• Data excerpts
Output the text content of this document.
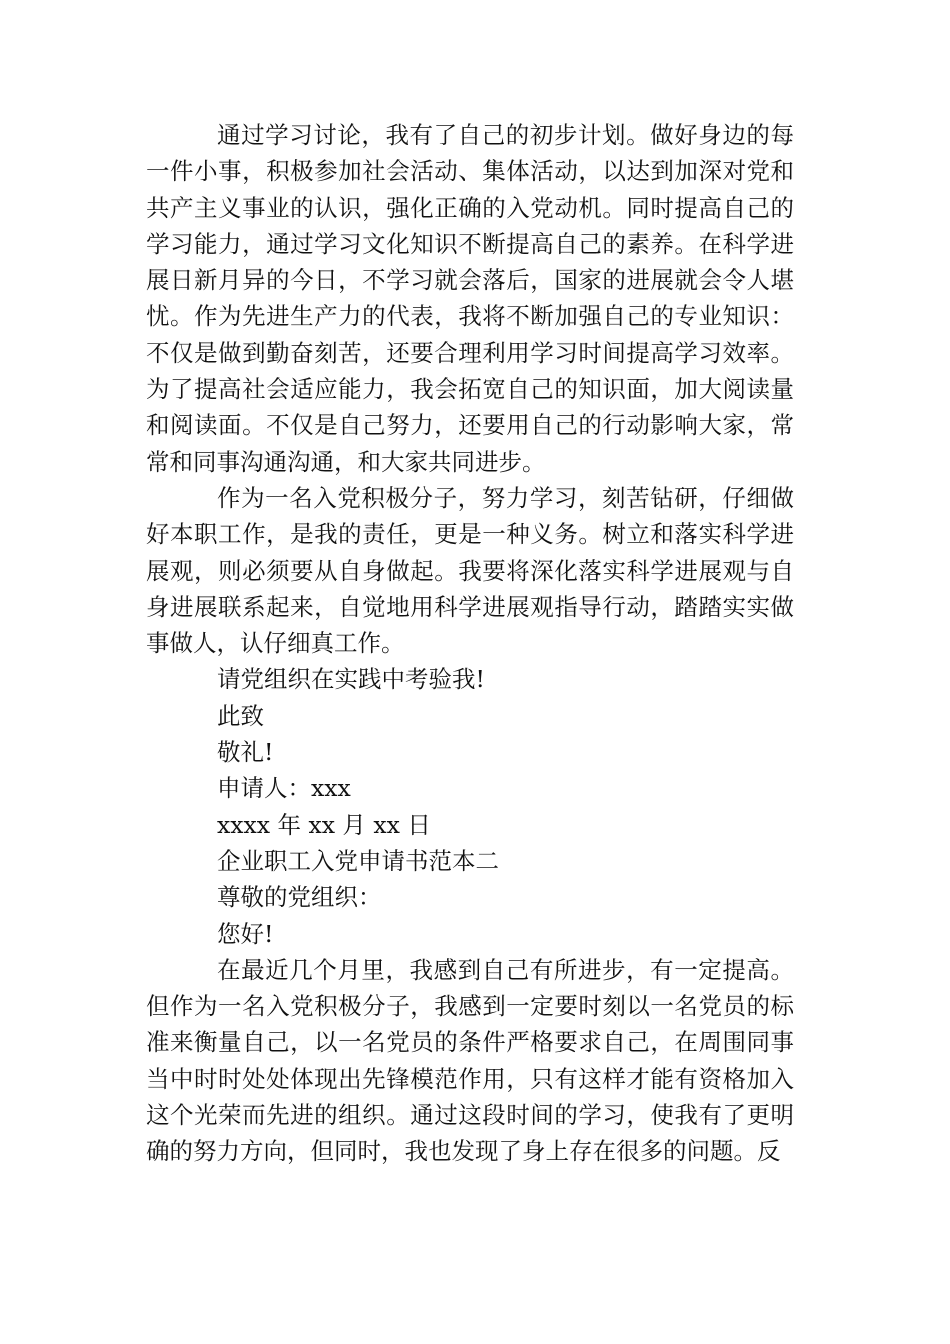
通过学习讨论，我有了自己的初步计划。做好身边的每一件小事，积极参加社会活动、集体活动，以达到加深对党和共产主义事业的认识，强化正确的入党动机。同时提高自己的学习能力，通过学习文化知识不断提高自己的素养。在科学进展日新月异的今日，不学习就会落后，国家的进展就会令人堪忧。作为先进生产力的代表，我将不断加强自己的专业知识：不仅是做到勤奋刻苦，还要合理利用学习时间提高学习效率。为了提高社会适应能力，我会拓宽自己的知识面，加大阅读量和阅读面。不仅是自己努力，还要用自己的行动影响大家，常常和同事沟通沟通，和大家共同进步。

作为一名入党积极分子，努力学习，刻苦钻研，仔细做好本职工作，是我的责任，更是一种义务。树立和落实科学进展观，则必须要从自身做起。我要将深化落实科学进展观与自身进展联系起来，自觉地用科学进展观指导行动，踏踏实实做事做人，认仔细真工作。

请党组织在实践中考验我!

此致

敬礼!

申请人：xxx

xxxx 年 xx 月 xx 日

企业职工入党申请书范本二

尊敬的党组织：

您好!

在最近几个月里，我感到自己有所进步，有一定提高。但作为一名入党积极分子，我感到一定要时刻以一名党员的标准来衡量自己，以一名党员的条件严格要求自己，在周围同事当中时时处处体现出先锋模范作用，只有这样才能有资格加入这个光荣而先进的组织。通过这段时间的学习，使我有了更明确的努力方向，但同时，我也发现了身上存在很多的问题。反
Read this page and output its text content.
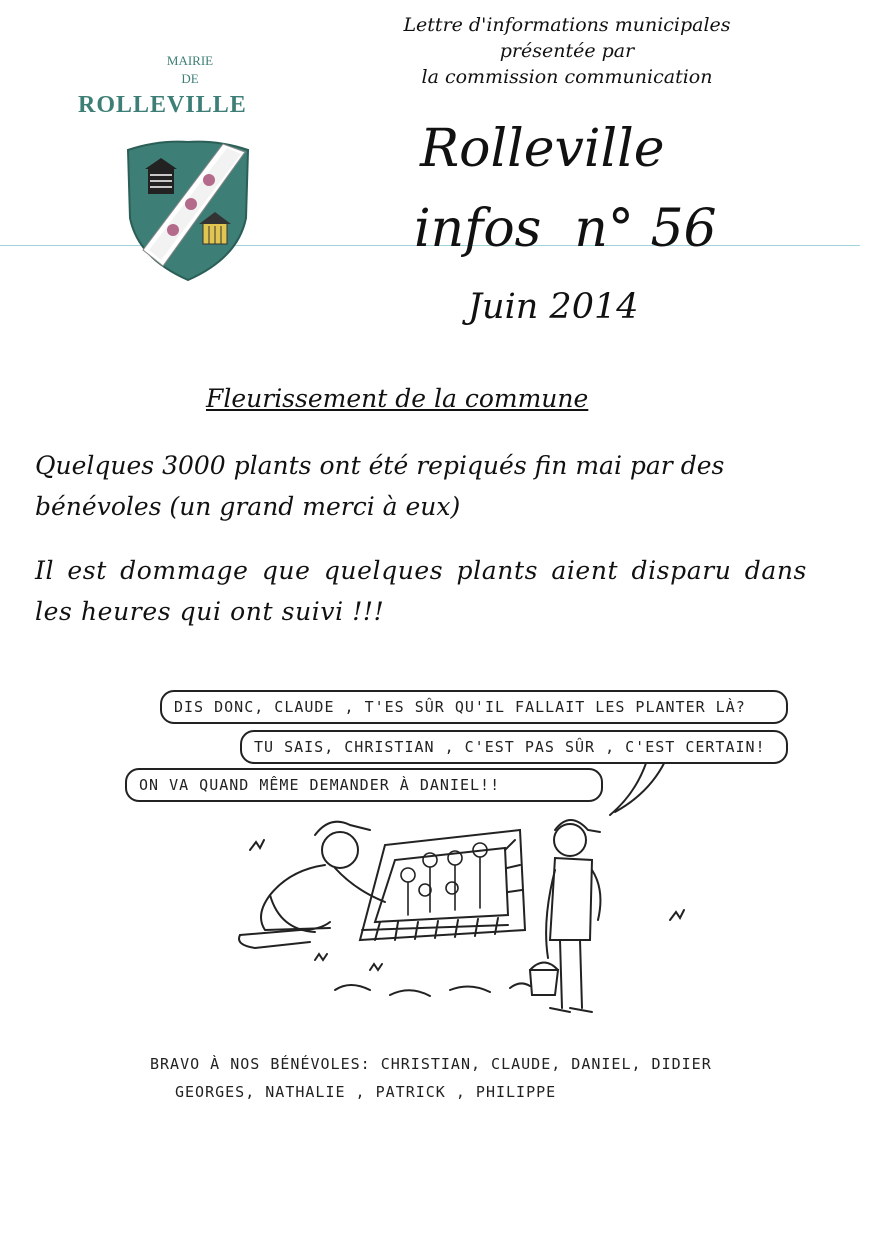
MAIRIE
DE
ROLLEVILLE
Lettre d'informations municipales
présentée par
la commission communication
Rolleville
infos  n° 56
Juin 2014
Fleurissement de la commune
Quelques 3000 plants ont été repiqués fin mai par des bénévoles (un grand merci à eux)
Il est dommage que quelques plants aient disparu dans les heures qui ont suivi !!!
DIS DONC, CLAUDE , T'ES SÛR QU'IL FALLAIT LES PLANTER LÀ?
TU SAIS, CHRISTIAN , C'EST PAS SÛR , C'EST CERTAIN!
ON VA QUAND MÊME DEMANDER À DANIEL!!
BRAVO À NOS BÉNÉVOLES: CHRISTIAN, CLAUDE, DANIEL, DIDIER
GEORGES, NATHALIE , PATRICK , PHILIPPE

• Short problem
Reproduce the material above exactly, but only from the line with "Read this page and output its text content." through its last line, leaving pictures out.

• Solution for this problem
Read this page and output its text content.
MAIRIE
DE
ROLLEVILLE
Lettre d'informations municipales
présentée par
la commission communication
Rolleville
infos  n° 56
Juin 2014
Fleurissement de la commune
Quelques 3000 plants ont été repiqués fin mai par des bénévoles (un grand merci à eux)
Il est dommage que quelques plants aient disparu dans les heures qui ont suivi !!!
DIS DONC, CLAUDE , T'ES SÛR QU'IL FALLAIT LES PLANTER LÀ?
TU SAIS, CHRISTIAN , C'EST PAS SÛR , C'EST CERTAIN!
ON VA QUAND MÊME DEMANDER À DANIEL!!
BRAVO À NOS BÉNÉVOLES: CHRISTIAN, CLAUDE, DANIEL, DIDIER
GEORGES, NATHALIE , PATRICK , PHILIPPE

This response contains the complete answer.